Exercise goal
Can you copy out the data exactly? Leave the images out.

--- Start of Excerpted data ---

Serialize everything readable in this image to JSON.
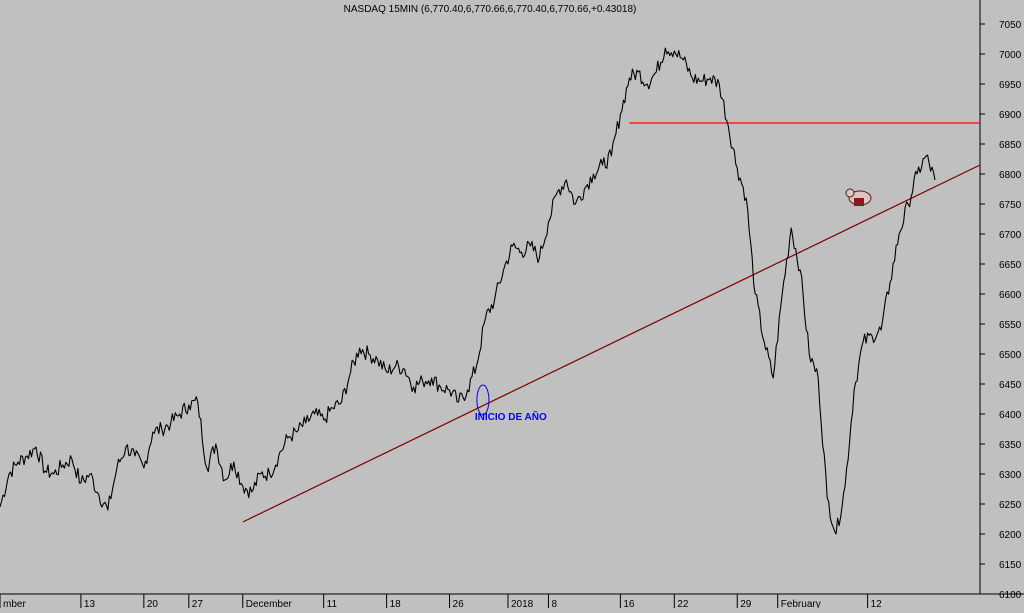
{
  "chart_data": {
    "type": "line",
    "title": "NASDAQ 15MIN (6,770.40,6,770.66,6,770.40,6,770.66,+0.43018)",
    "xlabel": "",
    "ylabel": "",
    "ylim": [
      6100,
      7060
    ],
    "y_ticks": [
      6100,
      6150,
      6200,
      6250,
      6300,
      6350,
      6400,
      6450,
      6500,
      6550,
      6600,
      6650,
      6700,
      6750,
      6800,
      6850,
      6900,
      6950,
      7000,
      7050
    ],
    "x_range": [
      0,
      109
    ],
    "x_tick_labels": [
      {
        "label": "mber",
        "x": 0
      },
      {
        "label": "13",
        "x": 9
      },
      {
        "label": "20",
        "x": 16
      },
      {
        "label": "27",
        "x": 21
      },
      {
        "label": "December",
        "x": 27
      },
      {
        "label": "11",
        "x": 36
      },
      {
        "label": "18",
        "x": 43
      },
      {
        "label": "26",
        "x": 50
      },
      {
        "label": "2018",
        "x": 56.5
      },
      {
        "label": "8",
        "x": 61
      },
      {
        "label": "16",
        "x": 69
      },
      {
        "label": "22",
        "x": 75
      },
      {
        "label": "29",
        "x": 82
      },
      {
        "label": "February",
        "x": 86.5
      },
      {
        "label": "12",
        "x": 96.5
      }
    ],
    "grid": false,
    "series": [
      {
        "name": "",
        "color": "#000000",
        "x": [
          0,
          1,
          2,
          3,
          4,
          5,
          6,
          7,
          8,
          9,
          10,
          11,
          12,
          13,
          14,
          15,
          16,
          17,
          18,
          19,
          20,
          21,
          22,
          23,
          24,
          25,
          26,
          27,
          28,
          29,
          30,
          31,
          32,
          33,
          34,
          35,
          36,
          37,
          38,
          39,
          40,
          41,
          42,
          43,
          44,
          45,
          46,
          47,
          48,
          49,
          50,
          51,
          52,
          53,
          54,
          55,
          56,
          57,
          58,
          59,
          60,
          61,
          62,
          63,
          64,
          65,
          66,
          67,
          68,
          69,
          70,
          71,
          72,
          73,
          74,
          75,
          76,
          77,
          78,
          79,
          80,
          81,
          82,
          83,
          84,
          85,
          86,
          87,
          88,
          89,
          90,
          91,
          92,
          93,
          94,
          95,
          96,
          97,
          98,
          99,
          100,
          101,
          102,
          103,
          104
        ],
        "values": [
          6245,
          6300,
          6320,
          6330,
          6345,
          6305,
          6300,
          6315,
          6325,
          6285,
          6300,
          6265,
          6240,
          6310,
          6345,
          6330,
          6310,
          6370,
          6375,
          6385,
          6400,
          6415,
          6420,
          6310,
          6350,
          6290,
          6320,
          6280,
          6270,
          6300,
          6300,
          6330,
          6360,
          6370,
          6385,
          6400,
          6390,
          6410,
          6420,
          6470,
          6510,
          6500,
          6490,
          6470,
          6480,
          6475,
          6445,
          6455,
          6460,
          6445,
          6440,
          6420,
          6440,
          6480,
          6560,
          6590,
          6640,
          6680,
          6670,
          6680,
          6660,
          6720,
          6770,
          6790,
          6750,
          6775,
          6800,
          6815,
          6830,
          6900,
          6960,
          6970,
          6950,
          6970,
          7010,
          7005,
          6990,
          6960,
          6955,
          6960,
          6950,
          6880,
          6810,
          6760,
          6600,
          6520,
          6460,
          6600,
          6710,
          6640,
          6500,
          6460,
          6260,
          6200,
          6280,
          6440,
          6520,
          6530,
          6540,
          6620,
          6700,
          6750,
          6800,
          6830,
          6790
        ]
      }
    ],
    "overlays": {
      "trendline": {
        "color": "#800000",
        "from": {
          "x": 27,
          "y": 6220
        },
        "to": {
          "x": 109,
          "y": 6815
        }
      },
      "resistance": {
        "color": "#ff0000",
        "y": 6885,
        "x_from": 70,
        "x_to": 109
      },
      "annotation": {
        "text": "INICIO DE AÑO",
        "color": "#0000ff",
        "x": 53.6,
        "y": 6410
      }
    }
  }
}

--- End of Excerpted data ---

Worked solution
Serialize everything readable in this image to JSON.
{
  "chart_data": {
    "type": "line",
    "title": "NASDAQ 15MIN (6,770.40,6,770.66,6,770.40,6,770.66,+0.43018)",
    "xlabel": "",
    "ylabel": "",
    "ylim": [
      6100,
      7060
    ],
    "y_ticks": [
      6100,
      6150,
      6200,
      6250,
      6300,
      6350,
      6400,
      6450,
      6500,
      6550,
      6600,
      6650,
      6700,
      6750,
      6800,
      6850,
      6900,
      6950,
      7000,
      7050
    ],
    "x_range": [
      0,
      109
    ],
    "x_tick_labels": [
      {
        "label": "mber",
        "x": 0
      },
      {
        "label": "13",
        "x": 9
      },
      {
        "label": "20",
        "x": 16
      },
      {
        "label": "27",
        "x": 21
      },
      {
        "label": "December",
        "x": 27
      },
      {
        "label": "11",
        "x": 36
      },
      {
        "label": "18",
        "x": 43
      },
      {
        "label": "26",
        "x": 50
      },
      {
        "label": "2018",
        "x": 56.5
      },
      {
        "label": "8",
        "x": 61
      },
      {
        "label": "16",
        "x": 69
      },
      {
        "label": "22",
        "x": 75
      },
      {
        "label": "29",
        "x": 82
      },
      {
        "label": "February",
        "x": 86.5
      },
      {
        "label": "12",
        "x": 96.5
      }
    ],
    "grid": false,
    "series": [
      {
        "name": "",
        "color": "#000000",
        "x": [
          0,
          1,
          2,
          3,
          4,
          5,
          6,
          7,
          8,
          9,
          10,
          11,
          12,
          13,
          14,
          15,
          16,
          17,
          18,
          19,
          20,
          21,
          22,
          23,
          24,
          25,
          26,
          27,
          28,
          29,
          30,
          31,
          32,
          33,
          34,
          35,
          36,
          37,
          38,
          39,
          40,
          41,
          42,
          43,
          44,
          45,
          46,
          47,
          48,
          49,
          50,
          51,
          52,
          53,
          54,
          55,
          56,
          57,
          58,
          59,
          60,
          61,
          62,
          63,
          64,
          65,
          66,
          67,
          68,
          69,
          70,
          71,
          72,
          73,
          74,
          75,
          76,
          77,
          78,
          79,
          80,
          81,
          82,
          83,
          84,
          85,
          86,
          87,
          88,
          89,
          90,
          91,
          92,
          93,
          94,
          95,
          96,
          97,
          98,
          99,
          100,
          101,
          102,
          103,
          104
        ],
        "values": [
          6245,
          6300,
          6320,
          6330,
          6345,
          6305,
          6300,
          6315,
          6325,
          6285,
          6300,
          6265,
          6240,
          6310,
          6345,
          6330,
          6310,
          6370,
          6375,
          6385,
          6400,
          6415,
          6420,
          6310,
          6350,
          6290,
          6320,
          6280,
          6270,
          6300,
          6300,
          6330,
          6360,
          6370,
          6385,
          6400,
          6390,
          6410,
          6420,
          6470,
          6510,
          6500,
          6490,
          6470,
          6480,
          6475,
          6445,
          6455,
          6460,
          6445,
          6440,
          6420,
          6440,
          6480,
          6560,
          6590,
          6640,
          6680,
          6670,
          6680,
          6660,
          6720,
          6770,
          6790,
          6750,
          6775,
          6800,
          6815,
          6830,
          6900,
          6960,
          6970,
          6950,
          6970,
          7010,
          7005,
          6990,
          6960,
          6955,
          6960,
          6950,
          6880,
          6810,
          6760,
          6600,
          6520,
          6460,
          6600,
          6710,
          6640,
          6500,
          6460,
          6260,
          6200,
          6280,
          6440,
          6520,
          6530,
          6540,
          6620,
          6700,
          6750,
          6800,
          6830,
          6790
        ]
      }
    ],
    "overlays": {
      "trendline": {
        "color": "#800000",
        "from": {
          "x": 27,
          "y": 6220
        },
        "to": {
          "x": 109,
          "y": 6815
        }
      },
      "resistance": {
        "color": "#ff0000",
        "y": 6885,
        "x_from": 70,
        "x_to": 109
      },
      "annotation": {
        "text": "INICIO DE AÑO",
        "color": "#0000ff",
        "x": 53.6,
        "y": 6410
      }
    }
  }
}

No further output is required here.